● EXERCISE PROMPT:
Every entry needs to be printed exactly, please.

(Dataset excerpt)
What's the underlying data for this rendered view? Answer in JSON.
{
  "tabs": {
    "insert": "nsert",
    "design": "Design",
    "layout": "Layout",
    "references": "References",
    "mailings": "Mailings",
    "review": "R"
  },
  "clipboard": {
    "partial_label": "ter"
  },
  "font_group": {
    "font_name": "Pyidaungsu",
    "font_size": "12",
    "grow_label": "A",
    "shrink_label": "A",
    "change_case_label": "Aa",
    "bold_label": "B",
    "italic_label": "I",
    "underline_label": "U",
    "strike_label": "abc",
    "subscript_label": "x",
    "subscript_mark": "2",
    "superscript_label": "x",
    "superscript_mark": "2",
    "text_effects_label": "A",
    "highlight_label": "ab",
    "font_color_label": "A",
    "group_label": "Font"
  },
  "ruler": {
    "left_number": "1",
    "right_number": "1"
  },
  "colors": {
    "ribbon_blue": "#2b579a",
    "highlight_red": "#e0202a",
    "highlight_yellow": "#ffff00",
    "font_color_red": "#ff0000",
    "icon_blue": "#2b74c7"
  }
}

● COMPLETE RESPONSE:
What's the underlying data for this rendered view? Answer in JSON.
{
  "tabs": {
    "insert": "nsert",
    "design": "Design",
    "layout": "Layout",
    "references": "References",
    "mailings": "Mailings",
    "review": "R"
  },
  "clipboard": {
    "partial_label": "ter"
  },
  "font_group": {
    "font_name": "Pyidaungsu",
    "font_size": "12",
    "grow_label": "A",
    "shrink_label": "A",
    "change_case_label": "Aa",
    "bold_label": "B",
    "italic_label": "I",
    "underline_label": "U",
    "strike_label": "abc",
    "subscript_label": "x",
    "subscript_mark": "2",
    "superscript_label": "x",
    "superscript_mark": "2",
    "text_effects_label": "A",
    "highlight_label": "ab",
    "font_color_label": "A",
    "group_label": "Font"
  },
  "ruler": {
    "left_number": "1",
    "right_number": "1"
  },
  "colors": {
    "ribbon_blue": "#2b579a",
    "highlight_red": "#e0202a",
    "highlight_yellow": "#ffff00",
    "font_color_red": "#ff0000",
    "icon_blue": "#2b74c7"
  }
}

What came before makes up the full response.